▸ WRITTEN TASK
Check the listing below for lines with the word "身体权纠纷" and say how many there are, with nothing but the number.
— Start RAW DATA —
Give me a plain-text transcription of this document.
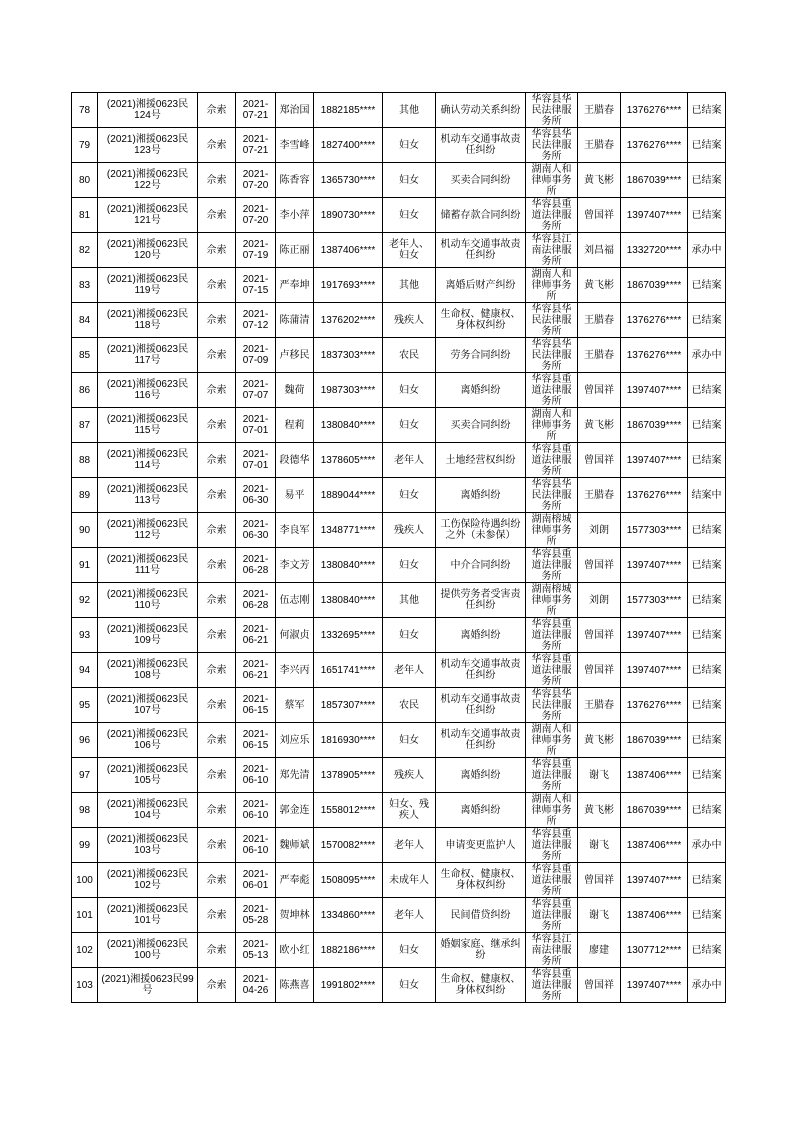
78	(2021)湘援0623民124号	佘索	2021-07-21	郑治国	1882185****	其他	确认劳动关系纠纷	华容县华民法律服务所	王腊春	1376276****	已结案
79	(2021)湘援0623民123号	佘索	2021-07-21	李雪峰	1827400****	妇女	机动车交通事故责任纠纷	华容县华民法律服务所	王腊春	1376276****	已结案
80	(2021)湘援0623民122号	佘索	2021-07-20	陈香容	1365730****	妇女	买卖合同纠纷	湖南人和律师事务所	黄飞彬	1867039****	已结案
81	(2021)湘援0623民121号	佘索	2021-07-20	李小萍	1890730****	妇女	储蓄存款合同纠纷	华容县重道法律服务所	曾国祥	1397407****	已结案
82	(2021)湘援0623民120号	佘索	2021-07-19	陈正丽	1387406****	老年人、妇女	机动车交通事故责任纠纷	华容县江南法律服务所	刘昌福	1332720****	承办中
83	(2021)湘援0623民119号	佘索	2021-07-15	严奉坤	1917693****	其他	离婚后财产纠纷	湖南人和律师事务所	黄飞彬	1867039****	已结案
84	(2021)湘援0623民118号	佘索	2021-07-12	陈蒲清	1376202****	残疾人	生命权、健康权、身体权纠纷	华容县华民法律服务所	王腊春	1376276****	已结案
85	(2021)湘援0623民117号	佘索	2021-07-09	卢移民	1837303****	农民	劳务合同纠纷	华容县华民法律服务所	王腊春	1376276****	承办中
86	(2021)湘援0623民116号	佘索	2021-07-07	魏荷	1987303****	妇女	离婚纠纷	华容县重道法律服务所	曾国祥	1397407****	已结案
87	(2021)湘援0623民115号	佘索	2021-07-01	程莉	1380840****	妇女	买卖合同纠纷	湖南人和律师事务所	黄飞彬	1867039****	已结案
88	(2021)湘援0623民114号	佘索	2021-07-01	段德华	1378605****	老年人	土地经营权纠纷	华容县重道法律服务所	曾国祥	1397407****	已结案
89	(2021)湘援0623民113号	佘索	2021-06-30	易平	1889044****	妇女	离婚纠纷	华容县华民法律服务所	王腊春	1376276****	结案中
90	(2021)湘援0623民112号	佘索	2021-06-30	李良军	1348771****	残疾人	工伤保险待遇纠纷之外（未参保）	湖南榕城律师事务所	刘朗	1577303****	已结案
91	(2021)湘援0623民111号	佘索	2021-06-28	李文芳	1380840****	妇女	中介合同纠纷	华容县重道法律服务所	曾国祥	1397407****	已结案
92	(2021)湘援0623民110号	佘索	2021-06-28	伍志刚	1380840****	其他	提供劳务者受害责任纠纷	湖南榕城律师事务所	刘朗	1577303****	已结案
93	(2021)湘援0623民109号	佘索	2021-06-21	何淑贞	1332695****	妇女	离婚纠纷	华容县重道法律服务所	曾国祥	1397407****	已结案
94	(2021)湘援0623民108号	佘索	2021-06-21	李兴丙	1651741****	老年人	机动车交通事故责任纠纷	华容县重道法律服务所	曾国祥	1397407****	已结案
95	(2021)湘援0623民107号	佘索	2021-06-15	蔡军	1857307****	农民	机动车交通事故责任纠纷	华容县华民法律服务所	王腊春	1376276****	已结案
96	(2021)湘援0623民106号	佘索	2021-06-15	刘应乐	1816930****	妇女	机动车交通事故责任纠纷	湖南人和律师事务所	黄飞彬	1867039****	已结案
97	(2021)湘援0623民105号	佘索	2021-06-10	郑先清	1378905****	残疾人	离婚纠纷	华容县重道法律服务所	谢飞	1387406****	已结案
98	(2021)湘援0623民104号	佘索	2021-06-10	郭金连	1558012****	妇女、残疾人	离婚纠纷	湖南人和律师事务所	黄飞彬	1867039****	已结案
99	(2021)湘援0623民103号	佘索	2021-06-10	魏师斌	1570082****	老年人	申请变更监护人	华容县重道法律服务所	谢飞	1387406****	承办中
100	(2021)湘援0623民102号	佘索	2021-06-01	严奉彪	1508095****	未成年人	生命权、健康权、身体权纠纷	华容县重道法律服务所	曾国祥	1397407****	已结案
101	(2021)湘援0623民101号	佘索	2021-05-28	贺坤林	1334860****	老年人	民间借贷纠纷	华容县重道法律服务所	谢飞	1387406****	已结案
102	(2021)湘援0623民100号	佘索	2021-05-13	欧小红	1882186****	妇女	婚姻家庭、继承纠纷	华容县江南法律服务所	廖建	1307712****	已结案
103	(2021)湘援0623民99号	佘索	2021-04-26	陈燕喜	1991802****	妇女	生命权、健康权、身体权纠纷	华容县重道法律服务所	曾国祥	1397407****	承办中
— End RAW DATA —
▸ THE RESPONSE
3